# Exercise objective:
Rewrite the lines from the first one up to and including the line with "Localize each UI", swapping "screenshot" for "screen capture" and changing nothing else. Leave the pictures out of your answer.

Element and region listings:
· · · · ·
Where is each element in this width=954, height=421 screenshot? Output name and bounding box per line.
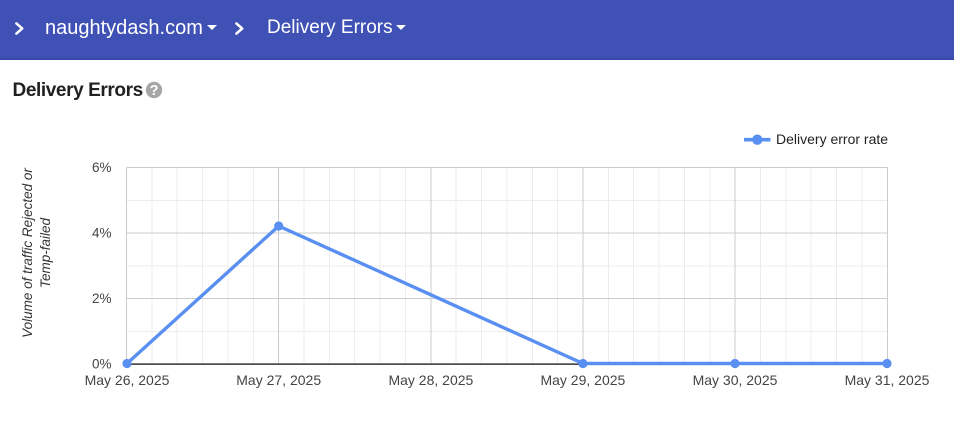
svg-text:May 31, 2025: May 31, 2025 xyxy=(845,372,930,388)
svg-text:May 28, 2025: May 28, 2025 xyxy=(388,372,473,388)
svg-text:?: ? xyxy=(150,83,159,99)
svg-text:May 29, 2025: May 29, 2025 xyxy=(540,372,625,388)
svg-text:May 26, 2025: May 26, 2025 xyxy=(85,372,170,388)
svg-text:0%: 0% xyxy=(92,357,112,372)
svg-text:2%: 2% xyxy=(92,291,112,306)
svg-text:4%: 4% xyxy=(92,226,112,241)
svg-text:Volume of traffic Rejected or: Volume of traffic Rejected or xyxy=(20,168,35,338)
svg-text:Delivery error rate: Delivery error rate xyxy=(776,131,888,147)
svg-text:6%: 6% xyxy=(92,160,112,175)
svg-text:May 30, 2025: May 30, 2025 xyxy=(693,372,778,388)
svg-text:May 27, 2025: May 27, 2025 xyxy=(236,372,321,388)
svg-text:Temp-failed: Temp-failed xyxy=(38,217,53,288)
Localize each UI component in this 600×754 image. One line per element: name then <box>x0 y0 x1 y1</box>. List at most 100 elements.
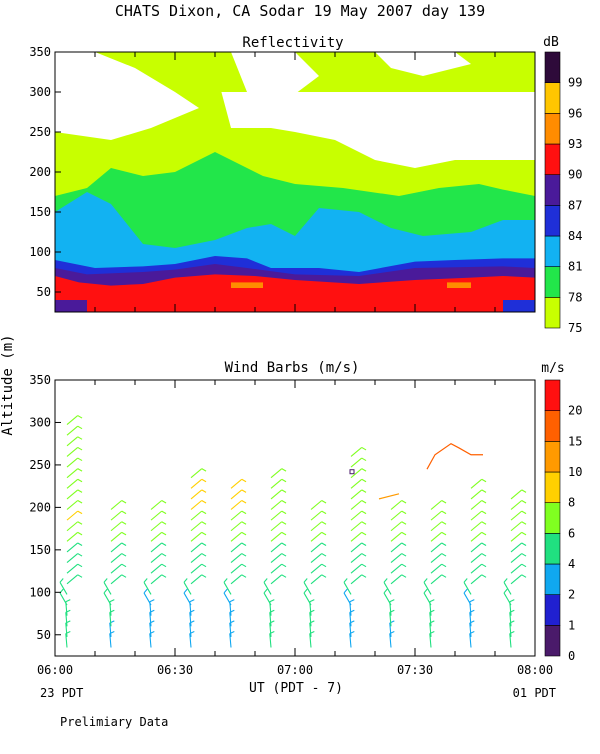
wind-barb-108 <box>310 553 327 564</box>
wind-barb-11 <box>66 521 83 532</box>
colorbar-label-96: 96 <box>568 106 582 120</box>
wind-barb-131 <box>350 457 367 468</box>
wind-barb-strong <box>426 442 483 470</box>
wind-ytick-label-50: 50 <box>37 628 51 642</box>
wind-barb-80 <box>230 500 247 510</box>
wind-colorbar-label-8: 8 <box>568 496 575 510</box>
wind-colorbar-swatch-8 <box>544 471 561 503</box>
wind-barb-13 <box>66 500 83 510</box>
wind-barb-25 <box>109 599 115 616</box>
wind-colorbar-label-0: 0 <box>568 649 575 663</box>
wind-barb-175 <box>470 489 487 500</box>
wind-barb-127 <box>350 500 367 510</box>
wind-barb-75 <box>230 553 247 564</box>
wind-barb-60 <box>190 531 207 542</box>
wind-barb-169 <box>470 553 487 564</box>
no-data-region-1 <box>231 52 319 100</box>
colorbar-swatch-93 <box>544 113 561 145</box>
wind-barb-82 <box>230 478 247 489</box>
wind-barb-16 <box>66 468 83 479</box>
colorbar-label-75: 75 <box>568 321 582 335</box>
contour-patch-3 <box>55 300 87 312</box>
wind-barb-14 <box>66 489 83 500</box>
wind-barb-40 <box>143 588 152 606</box>
wind-barb-189 <box>510 510 527 521</box>
colorbar-label-99: 99 <box>568 76 582 90</box>
wind-frame <box>54 379 536 657</box>
wind-barb-146 <box>390 500 407 510</box>
wind-xtick-label-2: 07:00 <box>277 663 313 677</box>
contour-patch-4 <box>503 300 535 312</box>
wind-barb-76 <box>230 542 247 553</box>
footer-note: Prelimiary Data <box>60 715 168 729</box>
wind-colorbar-swatch-10 <box>544 441 561 473</box>
wind-barb-106 <box>310 574 327 585</box>
wind-barb-66 <box>190 468 207 479</box>
wind-barb-88 <box>263 578 272 595</box>
colorbar-label-87: 87 <box>568 198 582 212</box>
colorbar-label-81: 81 <box>568 260 582 274</box>
wind-title: Wind Barbs (m/s) <box>225 360 360 376</box>
wind-barb-132 <box>350 446 367 457</box>
colorbar-label-90: 90 <box>568 168 582 182</box>
wind-barb-49 <box>150 500 167 510</box>
wind-ytick-label-100: 100 <box>29 585 51 599</box>
wind-barb-35 <box>110 500 127 510</box>
wind-ytick-label-300: 300 <box>29 415 51 429</box>
wind-barb-160 <box>430 500 447 510</box>
reflectivity-ytick-label-350: 350 <box>29 45 51 59</box>
x-axis-label: UT (PDT - 7) <box>249 681 343 696</box>
colorbar-swatch-96 <box>544 82 561 114</box>
wind-barb-90 <box>270 563 287 574</box>
left-time-note: 23 PDT <box>40 686 83 700</box>
reflectivity-ytick-label-200: 200 <box>29 165 51 179</box>
wind-barb-orange <box>378 493 400 500</box>
wind-barb-121 <box>350 563 367 574</box>
wind-barb-98 <box>270 478 287 489</box>
wind-barb-119 <box>343 578 352 595</box>
wind-barb-184 <box>510 563 527 574</box>
wind-barb-20 <box>66 425 83 436</box>
wind-barb-188 <box>510 521 527 532</box>
wind-barb-191 <box>510 489 527 500</box>
wind-xtick-label-0: 06:00 <box>37 663 73 677</box>
wind-barb-79 <box>230 510 247 521</box>
wind-barb-44 <box>150 553 167 564</box>
wind-barb-63 <box>190 500 207 510</box>
wind-barb-9 <box>66 542 83 553</box>
y-axis-label: Altitude (m) <box>0 334 16 435</box>
colorbar-swatch-84 <box>544 205 561 237</box>
wind-barb-39 <box>149 599 155 616</box>
wind-barb-28 <box>110 574 127 585</box>
wind-barb-150 <box>429 599 435 616</box>
wind-barb-54 <box>183 588 192 606</box>
wind-barb-110 <box>310 531 327 542</box>
colorbar-label-84: 84 <box>568 229 582 243</box>
wind-barb-168 <box>470 563 487 574</box>
wind-barb-45 <box>150 542 167 553</box>
wind-barb-96 <box>270 500 287 510</box>
wind-barb-111 <box>310 521 327 532</box>
wind-barb-187 <box>510 531 527 542</box>
contour-patch-1 <box>231 282 263 288</box>
wind-barb-190 <box>510 500 527 510</box>
colorbar-swatch-78 <box>544 266 561 298</box>
wind-xtick-label-4: 08:00 <box>517 663 553 677</box>
wind-barb-92 <box>270 542 287 553</box>
wind-barb-62 <box>190 510 207 521</box>
wind-barb-186 <box>510 542 527 553</box>
wind-barb-3 <box>65 599 71 616</box>
wind-barb-137 <box>383 588 392 606</box>
reflectivity-title: Reflectivity <box>242 35 343 51</box>
reflectivity-ytick-label-300: 300 <box>29 85 51 99</box>
wind-barb-125 <box>350 521 367 532</box>
wind-barb-109 <box>310 542 327 553</box>
wind-barb-183 <box>510 574 527 585</box>
contour-patch-2 <box>447 282 471 288</box>
wind-barb-126 <box>350 510 367 521</box>
wind-barb-171 <box>470 531 487 542</box>
wind-barb-181 <box>503 588 512 606</box>
wind-barb-112 <box>310 510 327 521</box>
wind-barb-153 <box>430 574 447 585</box>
· · · · ·
# Exercise result:
Where is each element in this width=954, height=421 screen capture? Output name and bounding box per line.
svg-text:May 31, 2025: May 31, 2025 xyxy=(845,372,930,388)
svg-text:May 28, 2025: May 28, 2025 xyxy=(388,372,473,388)
svg-text:?: ? xyxy=(150,83,159,99)
svg-text:May 29, 2025: May 29, 2025 xyxy=(540,372,625,388)
svg-text:May 26, 2025: May 26, 2025 xyxy=(85,372,170,388)
svg-text:0%: 0% xyxy=(92,357,112,372)
svg-text:2%: 2% xyxy=(92,291,112,306)
svg-text:4%: 4% xyxy=(92,226,112,241)
svg-text:Volume of traffic Rejected or: Volume of traffic Rejected or xyxy=(20,168,35,338)
svg-text:Delivery error rate: Delivery error rate xyxy=(776,131,888,147)
svg-text:6%: 6% xyxy=(92,160,112,175)
svg-text:May 30, 2025: May 30, 2025 xyxy=(693,372,778,388)
svg-text:May 27, 2025: May 27, 2025 xyxy=(236,372,321,388)
svg-text:Temp-failed: Temp-failed xyxy=(38,217,53,288)
Localize each UI component in this 600×754 image. One line per element: name then <box>x0 y0 x1 y1</box>. List at most 100 elements.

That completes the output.